-- STATED GOAL --
Locate each line of the material that contains "पहनन", then return it.

##### INFORMATION SHOWN

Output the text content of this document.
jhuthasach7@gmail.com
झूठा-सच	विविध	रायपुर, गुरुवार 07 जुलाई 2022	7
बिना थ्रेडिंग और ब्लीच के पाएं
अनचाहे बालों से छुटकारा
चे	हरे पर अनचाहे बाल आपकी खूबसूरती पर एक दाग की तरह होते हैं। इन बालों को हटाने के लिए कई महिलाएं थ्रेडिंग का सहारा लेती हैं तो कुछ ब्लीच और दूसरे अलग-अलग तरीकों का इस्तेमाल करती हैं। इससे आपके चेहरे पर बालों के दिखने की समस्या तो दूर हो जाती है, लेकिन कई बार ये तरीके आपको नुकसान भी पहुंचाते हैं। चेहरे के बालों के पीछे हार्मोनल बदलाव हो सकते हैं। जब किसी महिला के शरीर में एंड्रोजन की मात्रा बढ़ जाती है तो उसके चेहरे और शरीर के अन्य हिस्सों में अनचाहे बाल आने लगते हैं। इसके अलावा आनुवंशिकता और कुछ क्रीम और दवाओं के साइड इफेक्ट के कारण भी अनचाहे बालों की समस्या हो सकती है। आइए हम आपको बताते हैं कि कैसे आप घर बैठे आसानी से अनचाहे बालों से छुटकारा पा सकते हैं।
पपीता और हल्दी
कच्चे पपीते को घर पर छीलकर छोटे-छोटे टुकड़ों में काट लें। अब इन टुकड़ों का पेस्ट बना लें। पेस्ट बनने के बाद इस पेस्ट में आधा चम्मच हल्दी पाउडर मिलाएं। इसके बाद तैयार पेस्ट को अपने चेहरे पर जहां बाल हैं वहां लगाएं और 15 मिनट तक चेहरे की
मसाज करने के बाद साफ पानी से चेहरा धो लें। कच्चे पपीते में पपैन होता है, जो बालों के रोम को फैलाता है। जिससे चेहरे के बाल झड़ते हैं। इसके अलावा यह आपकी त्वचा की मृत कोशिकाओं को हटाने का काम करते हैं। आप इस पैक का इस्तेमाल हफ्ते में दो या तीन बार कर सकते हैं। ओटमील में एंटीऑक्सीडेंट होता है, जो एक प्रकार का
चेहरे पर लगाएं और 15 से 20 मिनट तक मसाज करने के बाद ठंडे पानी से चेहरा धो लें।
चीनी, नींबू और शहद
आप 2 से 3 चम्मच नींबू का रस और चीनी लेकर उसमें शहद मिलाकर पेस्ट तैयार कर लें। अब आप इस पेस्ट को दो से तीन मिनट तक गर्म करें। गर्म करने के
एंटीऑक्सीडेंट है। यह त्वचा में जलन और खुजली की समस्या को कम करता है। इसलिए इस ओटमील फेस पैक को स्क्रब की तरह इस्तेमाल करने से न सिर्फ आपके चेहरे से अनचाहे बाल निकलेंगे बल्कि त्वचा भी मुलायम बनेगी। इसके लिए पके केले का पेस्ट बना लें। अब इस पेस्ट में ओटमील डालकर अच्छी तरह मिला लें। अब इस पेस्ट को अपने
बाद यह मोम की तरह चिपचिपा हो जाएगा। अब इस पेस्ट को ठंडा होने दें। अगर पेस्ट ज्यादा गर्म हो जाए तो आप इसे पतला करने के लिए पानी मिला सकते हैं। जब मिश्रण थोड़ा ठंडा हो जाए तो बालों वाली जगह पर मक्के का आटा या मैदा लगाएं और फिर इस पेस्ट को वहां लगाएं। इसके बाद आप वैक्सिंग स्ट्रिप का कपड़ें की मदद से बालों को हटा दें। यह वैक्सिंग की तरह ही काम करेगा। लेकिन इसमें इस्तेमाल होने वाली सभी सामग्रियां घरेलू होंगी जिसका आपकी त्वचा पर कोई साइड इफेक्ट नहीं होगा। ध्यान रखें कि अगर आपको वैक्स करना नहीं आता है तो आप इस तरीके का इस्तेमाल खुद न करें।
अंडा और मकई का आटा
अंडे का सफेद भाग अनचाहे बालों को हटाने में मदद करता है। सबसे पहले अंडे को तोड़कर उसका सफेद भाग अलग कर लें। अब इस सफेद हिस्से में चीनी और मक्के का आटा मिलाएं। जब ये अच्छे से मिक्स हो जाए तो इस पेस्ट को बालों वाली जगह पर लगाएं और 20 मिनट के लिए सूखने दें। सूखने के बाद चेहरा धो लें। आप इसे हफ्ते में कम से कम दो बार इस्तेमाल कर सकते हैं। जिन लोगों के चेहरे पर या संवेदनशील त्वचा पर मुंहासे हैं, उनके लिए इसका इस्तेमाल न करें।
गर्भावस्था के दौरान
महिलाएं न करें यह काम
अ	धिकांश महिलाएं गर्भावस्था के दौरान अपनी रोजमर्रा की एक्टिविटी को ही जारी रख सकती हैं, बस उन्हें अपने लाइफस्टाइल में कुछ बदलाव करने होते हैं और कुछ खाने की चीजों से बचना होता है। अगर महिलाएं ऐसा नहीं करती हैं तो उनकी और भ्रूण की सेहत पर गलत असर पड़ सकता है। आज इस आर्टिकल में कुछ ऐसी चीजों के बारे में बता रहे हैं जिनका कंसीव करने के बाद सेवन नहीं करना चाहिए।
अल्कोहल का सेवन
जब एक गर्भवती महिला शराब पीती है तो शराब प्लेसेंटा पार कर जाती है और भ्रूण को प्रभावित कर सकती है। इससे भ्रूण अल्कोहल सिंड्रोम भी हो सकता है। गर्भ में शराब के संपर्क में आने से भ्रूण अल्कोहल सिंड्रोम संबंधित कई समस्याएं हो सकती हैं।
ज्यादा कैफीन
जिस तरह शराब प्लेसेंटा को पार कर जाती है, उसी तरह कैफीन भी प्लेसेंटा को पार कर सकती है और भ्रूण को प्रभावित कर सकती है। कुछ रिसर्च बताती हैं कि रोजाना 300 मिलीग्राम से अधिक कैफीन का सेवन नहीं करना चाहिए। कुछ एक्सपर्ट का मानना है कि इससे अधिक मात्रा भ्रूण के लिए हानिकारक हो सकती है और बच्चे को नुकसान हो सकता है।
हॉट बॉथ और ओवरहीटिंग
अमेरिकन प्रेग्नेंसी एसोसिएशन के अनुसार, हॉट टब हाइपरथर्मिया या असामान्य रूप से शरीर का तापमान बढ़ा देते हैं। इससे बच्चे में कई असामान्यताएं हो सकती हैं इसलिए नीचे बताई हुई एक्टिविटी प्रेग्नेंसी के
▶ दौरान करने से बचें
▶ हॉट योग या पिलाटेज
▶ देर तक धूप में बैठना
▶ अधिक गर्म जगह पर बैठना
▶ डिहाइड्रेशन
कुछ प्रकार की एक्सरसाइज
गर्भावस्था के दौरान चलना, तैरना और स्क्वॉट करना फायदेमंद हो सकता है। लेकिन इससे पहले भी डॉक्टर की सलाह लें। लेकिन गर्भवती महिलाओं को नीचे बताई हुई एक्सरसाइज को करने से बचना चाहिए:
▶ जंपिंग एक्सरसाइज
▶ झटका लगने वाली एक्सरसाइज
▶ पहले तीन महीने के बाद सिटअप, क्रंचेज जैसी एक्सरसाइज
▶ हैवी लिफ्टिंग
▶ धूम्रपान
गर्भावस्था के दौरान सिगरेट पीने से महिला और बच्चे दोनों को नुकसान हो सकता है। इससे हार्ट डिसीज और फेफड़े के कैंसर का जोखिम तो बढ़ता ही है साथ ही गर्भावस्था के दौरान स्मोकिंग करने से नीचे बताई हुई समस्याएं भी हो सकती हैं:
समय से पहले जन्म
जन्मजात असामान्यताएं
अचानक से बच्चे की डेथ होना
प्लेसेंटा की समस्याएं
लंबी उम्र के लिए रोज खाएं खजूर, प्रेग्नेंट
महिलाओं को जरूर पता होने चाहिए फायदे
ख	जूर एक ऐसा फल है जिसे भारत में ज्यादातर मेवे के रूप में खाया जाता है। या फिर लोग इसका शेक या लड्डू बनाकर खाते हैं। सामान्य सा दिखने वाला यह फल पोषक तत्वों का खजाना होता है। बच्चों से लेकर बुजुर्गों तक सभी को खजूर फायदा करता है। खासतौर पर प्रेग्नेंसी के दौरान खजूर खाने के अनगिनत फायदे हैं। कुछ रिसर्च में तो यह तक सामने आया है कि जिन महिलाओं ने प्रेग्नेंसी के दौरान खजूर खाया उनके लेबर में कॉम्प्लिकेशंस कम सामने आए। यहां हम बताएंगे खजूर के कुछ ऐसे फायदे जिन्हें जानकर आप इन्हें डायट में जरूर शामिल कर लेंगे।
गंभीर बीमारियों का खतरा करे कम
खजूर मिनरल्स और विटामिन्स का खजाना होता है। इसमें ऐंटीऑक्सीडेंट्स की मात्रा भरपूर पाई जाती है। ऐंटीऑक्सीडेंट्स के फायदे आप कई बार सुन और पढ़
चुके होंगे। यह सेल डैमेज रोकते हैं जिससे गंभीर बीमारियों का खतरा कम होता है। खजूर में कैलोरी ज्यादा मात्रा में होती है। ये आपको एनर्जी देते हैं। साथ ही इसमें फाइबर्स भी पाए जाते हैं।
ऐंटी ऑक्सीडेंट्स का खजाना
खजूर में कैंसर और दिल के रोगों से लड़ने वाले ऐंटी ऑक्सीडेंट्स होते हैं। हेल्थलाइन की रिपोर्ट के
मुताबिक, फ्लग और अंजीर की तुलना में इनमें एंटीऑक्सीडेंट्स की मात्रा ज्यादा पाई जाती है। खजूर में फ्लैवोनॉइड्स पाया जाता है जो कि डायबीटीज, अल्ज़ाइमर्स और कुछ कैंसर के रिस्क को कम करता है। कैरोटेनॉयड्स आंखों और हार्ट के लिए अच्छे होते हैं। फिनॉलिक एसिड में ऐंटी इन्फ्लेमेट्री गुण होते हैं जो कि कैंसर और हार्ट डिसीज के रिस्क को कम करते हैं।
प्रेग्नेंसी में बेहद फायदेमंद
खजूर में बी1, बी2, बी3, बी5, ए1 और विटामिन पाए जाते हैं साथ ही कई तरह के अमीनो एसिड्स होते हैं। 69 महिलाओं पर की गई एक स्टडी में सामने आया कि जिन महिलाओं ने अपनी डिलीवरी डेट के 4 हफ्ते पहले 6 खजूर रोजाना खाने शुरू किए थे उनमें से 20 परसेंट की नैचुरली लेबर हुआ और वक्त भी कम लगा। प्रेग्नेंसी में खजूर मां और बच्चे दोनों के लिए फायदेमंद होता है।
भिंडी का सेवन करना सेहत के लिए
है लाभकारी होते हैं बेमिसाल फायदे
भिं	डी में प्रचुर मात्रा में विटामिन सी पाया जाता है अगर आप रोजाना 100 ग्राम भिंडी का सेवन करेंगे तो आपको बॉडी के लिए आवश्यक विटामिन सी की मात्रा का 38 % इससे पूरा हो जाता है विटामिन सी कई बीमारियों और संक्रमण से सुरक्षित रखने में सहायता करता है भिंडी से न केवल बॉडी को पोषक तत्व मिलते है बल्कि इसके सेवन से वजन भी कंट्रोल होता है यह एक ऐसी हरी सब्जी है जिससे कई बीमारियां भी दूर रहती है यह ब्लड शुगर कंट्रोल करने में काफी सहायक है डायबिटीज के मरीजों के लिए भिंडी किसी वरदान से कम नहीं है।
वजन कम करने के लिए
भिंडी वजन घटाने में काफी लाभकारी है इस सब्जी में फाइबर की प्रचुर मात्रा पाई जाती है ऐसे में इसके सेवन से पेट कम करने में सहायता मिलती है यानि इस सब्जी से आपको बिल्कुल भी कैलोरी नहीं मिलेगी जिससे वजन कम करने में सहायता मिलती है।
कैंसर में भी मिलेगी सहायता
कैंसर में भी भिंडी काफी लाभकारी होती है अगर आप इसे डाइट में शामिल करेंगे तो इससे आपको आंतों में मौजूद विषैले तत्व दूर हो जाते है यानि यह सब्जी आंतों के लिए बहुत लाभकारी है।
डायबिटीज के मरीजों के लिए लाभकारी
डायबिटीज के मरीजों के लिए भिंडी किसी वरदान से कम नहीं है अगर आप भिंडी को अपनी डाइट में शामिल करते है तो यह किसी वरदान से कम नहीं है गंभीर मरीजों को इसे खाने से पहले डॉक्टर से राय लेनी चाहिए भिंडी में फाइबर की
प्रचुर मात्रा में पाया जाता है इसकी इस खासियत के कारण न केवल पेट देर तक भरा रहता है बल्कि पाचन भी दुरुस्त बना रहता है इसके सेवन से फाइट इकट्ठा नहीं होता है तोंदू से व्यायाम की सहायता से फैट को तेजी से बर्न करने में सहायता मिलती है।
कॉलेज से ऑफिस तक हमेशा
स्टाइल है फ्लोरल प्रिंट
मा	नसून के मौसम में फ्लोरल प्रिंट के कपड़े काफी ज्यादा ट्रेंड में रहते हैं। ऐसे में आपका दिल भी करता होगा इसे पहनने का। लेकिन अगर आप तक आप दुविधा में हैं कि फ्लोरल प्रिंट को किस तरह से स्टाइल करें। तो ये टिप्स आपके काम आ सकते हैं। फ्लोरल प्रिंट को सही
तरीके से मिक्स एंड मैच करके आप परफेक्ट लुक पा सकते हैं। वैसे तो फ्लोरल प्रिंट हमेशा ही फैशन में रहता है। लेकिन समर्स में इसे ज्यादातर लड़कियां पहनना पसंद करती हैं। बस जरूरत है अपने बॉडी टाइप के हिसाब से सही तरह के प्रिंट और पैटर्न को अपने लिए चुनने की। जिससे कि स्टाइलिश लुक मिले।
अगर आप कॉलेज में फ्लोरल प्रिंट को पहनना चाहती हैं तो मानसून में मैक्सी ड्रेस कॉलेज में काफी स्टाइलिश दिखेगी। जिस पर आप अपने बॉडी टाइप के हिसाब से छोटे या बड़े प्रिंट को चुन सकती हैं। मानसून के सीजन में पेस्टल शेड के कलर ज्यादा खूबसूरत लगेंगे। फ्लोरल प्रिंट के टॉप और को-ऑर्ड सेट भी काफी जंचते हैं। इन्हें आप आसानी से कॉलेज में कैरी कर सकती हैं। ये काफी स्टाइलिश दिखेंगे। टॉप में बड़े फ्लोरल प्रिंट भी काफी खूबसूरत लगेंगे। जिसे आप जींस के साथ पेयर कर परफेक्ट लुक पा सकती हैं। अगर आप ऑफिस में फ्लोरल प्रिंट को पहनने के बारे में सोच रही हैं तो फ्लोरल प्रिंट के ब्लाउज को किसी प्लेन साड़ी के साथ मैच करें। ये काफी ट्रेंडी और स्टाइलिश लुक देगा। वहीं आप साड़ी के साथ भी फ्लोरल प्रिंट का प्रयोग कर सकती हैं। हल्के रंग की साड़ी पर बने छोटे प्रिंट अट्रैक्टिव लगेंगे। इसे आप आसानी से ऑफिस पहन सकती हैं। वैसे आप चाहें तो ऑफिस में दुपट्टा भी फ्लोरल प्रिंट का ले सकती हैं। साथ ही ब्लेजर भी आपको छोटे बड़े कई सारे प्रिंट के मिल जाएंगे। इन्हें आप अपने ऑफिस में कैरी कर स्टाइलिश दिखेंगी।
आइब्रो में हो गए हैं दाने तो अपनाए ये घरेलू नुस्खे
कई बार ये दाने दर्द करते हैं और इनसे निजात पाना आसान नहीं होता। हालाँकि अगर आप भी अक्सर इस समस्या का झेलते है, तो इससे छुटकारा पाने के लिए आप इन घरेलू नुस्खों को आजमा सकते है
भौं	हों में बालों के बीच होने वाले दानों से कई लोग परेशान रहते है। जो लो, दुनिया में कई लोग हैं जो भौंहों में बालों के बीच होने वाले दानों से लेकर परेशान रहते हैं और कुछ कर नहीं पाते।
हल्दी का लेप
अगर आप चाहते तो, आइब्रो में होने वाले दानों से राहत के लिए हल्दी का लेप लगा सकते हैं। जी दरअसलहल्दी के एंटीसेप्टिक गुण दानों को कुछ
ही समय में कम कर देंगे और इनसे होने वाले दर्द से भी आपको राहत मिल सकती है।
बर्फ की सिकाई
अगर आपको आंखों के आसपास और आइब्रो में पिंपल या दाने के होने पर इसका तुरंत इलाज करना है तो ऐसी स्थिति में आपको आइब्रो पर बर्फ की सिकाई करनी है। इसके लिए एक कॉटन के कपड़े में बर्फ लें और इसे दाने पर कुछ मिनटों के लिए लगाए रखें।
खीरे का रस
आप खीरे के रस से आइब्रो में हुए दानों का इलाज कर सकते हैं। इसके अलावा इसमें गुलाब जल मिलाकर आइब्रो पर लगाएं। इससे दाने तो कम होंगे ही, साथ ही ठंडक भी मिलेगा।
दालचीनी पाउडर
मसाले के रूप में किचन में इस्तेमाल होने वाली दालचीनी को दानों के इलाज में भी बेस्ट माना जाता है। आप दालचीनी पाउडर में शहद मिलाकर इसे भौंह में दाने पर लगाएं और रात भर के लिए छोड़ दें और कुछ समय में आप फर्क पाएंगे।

##########

-- WRITTEN ANSWER --
मा	नसून के मौसम में फ्लोरल प्रिंट के कपड़े काफी ज्यादा ट्रेंड में रहते हैं। ऐसे में आपका दिल भी करता होगा इसे पहनने का। लेकिन अगर आप तक आप दुविधा में हैं कि फ्लोरल प्रिंट को किस तरह से स्टाइल करें। तो ये टिप्स आपके काम आ सकते हैं। फ्लोरल प्रिंट को सही
तरीके से मिक्स एंड मैच करके आप परफेक्ट लुक पा सकते हैं। वैसे तो फ्लोरल प्रिंट हमेशा ही फैशन में रहता है। लेकिन समर्स में इसे ज्यादातर लड़कियां पहनना पसंद करती हैं। बस जरूरत है अपने बॉडी टाइप के हिसाब से सही तरह के प्रिंट और पैटर्न को अपने लिए चुनने की। जिससे कि स्टाइलिश लुक मिले।
अगर आप कॉलेज में फ्लोरल प्रिंट को पहनना चाहती हैं तो मानसून में मैक्सी ड्रेस कॉलेज में काफी स्टाइलिश दिखेगी। जिस पर आप अपने बॉडी टाइप के हिसाब से छोटे या बड़े प्रिंट को चुन सकती हैं। मानसून के सीजन में पेस्टल शेड के कलर ज्यादा खूबसूरत लगेंगे। फ्लोरल प्रिंट के टॉप और को-ऑर्ड सेट भी काफी जंचते हैं। इन्हें आप आसानी से कॉलेज में कैरी कर सकती हैं। ये काफी स्टाइलिश दिखेंगे। टॉप में बड़े फ्लोरल प्रिंट भी काफी खूबसूरत लगेंगे। जिसे आप जींस के साथ पेयर कर परफेक्ट लुक पा सकती हैं। अगर आप ऑफिस में फ्लोरल प्रिंट को पहनने के बारे में सोच रही हैं तो फ्लोरल प्रिंट के ब्लाउज को किसी प्लेन साड़ी के साथ मैच करें। ये काफी ट्रेंडी और स्टाइलिश लुक देगा। वहीं आप साड़ी के साथ भी फ्लोरल प्रिंट का प्रयोग कर सकती हैं। हल्के रंग की साड़ी पर बने छोटे प्रिंट अट्रैक्टिव लगेंगे। इसे आप आसानी से ऑफिस पहन सकती हैं। वैसे आप चाहें तो ऑफिस में दुपट्टा भी फ्लोरल प्रिंट का ले सकती हैं। साथ ही ब्लेजर भी आपको छोटे बड़े कई सारे प्रिंट के मिल जाएंगे। इन्हें आप अपने ऑफिस में कैरी कर स्टाइलिश दिखेंगी।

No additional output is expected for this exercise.